## Work task
Which lines in the records below contain the word "stroke"? Copy each of them.

Transcript data for document pages:
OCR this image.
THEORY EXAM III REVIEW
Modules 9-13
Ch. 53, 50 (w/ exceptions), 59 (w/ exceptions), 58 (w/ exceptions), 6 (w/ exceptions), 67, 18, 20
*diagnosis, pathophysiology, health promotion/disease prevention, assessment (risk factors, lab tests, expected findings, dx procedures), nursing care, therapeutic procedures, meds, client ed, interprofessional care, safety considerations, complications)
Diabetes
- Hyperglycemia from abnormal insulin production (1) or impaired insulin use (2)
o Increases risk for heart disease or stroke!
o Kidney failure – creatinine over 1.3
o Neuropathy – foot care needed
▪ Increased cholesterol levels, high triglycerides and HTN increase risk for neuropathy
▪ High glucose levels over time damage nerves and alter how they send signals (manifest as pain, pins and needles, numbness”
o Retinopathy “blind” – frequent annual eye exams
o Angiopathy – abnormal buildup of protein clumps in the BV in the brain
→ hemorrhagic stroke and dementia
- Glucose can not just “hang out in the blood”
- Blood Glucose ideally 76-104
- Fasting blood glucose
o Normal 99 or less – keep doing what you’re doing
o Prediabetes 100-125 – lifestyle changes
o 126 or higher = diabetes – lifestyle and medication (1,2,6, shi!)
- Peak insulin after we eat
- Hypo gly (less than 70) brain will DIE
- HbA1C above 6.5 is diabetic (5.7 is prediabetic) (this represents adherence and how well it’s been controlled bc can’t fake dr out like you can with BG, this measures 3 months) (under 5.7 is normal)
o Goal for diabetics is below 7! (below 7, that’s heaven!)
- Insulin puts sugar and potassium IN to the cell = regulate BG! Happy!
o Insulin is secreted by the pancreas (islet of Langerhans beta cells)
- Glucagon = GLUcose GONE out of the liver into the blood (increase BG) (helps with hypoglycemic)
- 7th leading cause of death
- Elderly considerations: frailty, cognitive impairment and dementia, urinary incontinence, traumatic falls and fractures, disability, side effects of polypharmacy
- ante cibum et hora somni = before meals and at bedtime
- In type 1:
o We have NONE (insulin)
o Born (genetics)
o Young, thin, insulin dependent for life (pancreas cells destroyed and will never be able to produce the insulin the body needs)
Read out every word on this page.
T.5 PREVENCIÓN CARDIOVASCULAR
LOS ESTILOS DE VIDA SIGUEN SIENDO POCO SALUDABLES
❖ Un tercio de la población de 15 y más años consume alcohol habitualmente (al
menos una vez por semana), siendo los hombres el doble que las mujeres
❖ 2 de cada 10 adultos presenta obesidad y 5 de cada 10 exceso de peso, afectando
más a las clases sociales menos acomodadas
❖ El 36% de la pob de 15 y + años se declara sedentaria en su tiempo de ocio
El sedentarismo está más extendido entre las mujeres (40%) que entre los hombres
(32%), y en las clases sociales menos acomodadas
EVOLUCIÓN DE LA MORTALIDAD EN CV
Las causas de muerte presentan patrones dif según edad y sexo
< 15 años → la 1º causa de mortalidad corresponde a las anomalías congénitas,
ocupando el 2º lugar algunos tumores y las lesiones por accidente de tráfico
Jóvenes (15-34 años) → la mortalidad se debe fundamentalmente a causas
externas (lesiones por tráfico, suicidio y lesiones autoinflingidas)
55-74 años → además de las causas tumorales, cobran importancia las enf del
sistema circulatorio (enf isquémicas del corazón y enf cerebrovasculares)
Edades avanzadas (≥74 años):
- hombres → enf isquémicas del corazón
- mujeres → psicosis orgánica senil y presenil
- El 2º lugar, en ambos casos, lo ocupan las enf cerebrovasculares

## Solution
o Increases risk for heart disease or stroke!
→ hemorrhagic stroke and dementia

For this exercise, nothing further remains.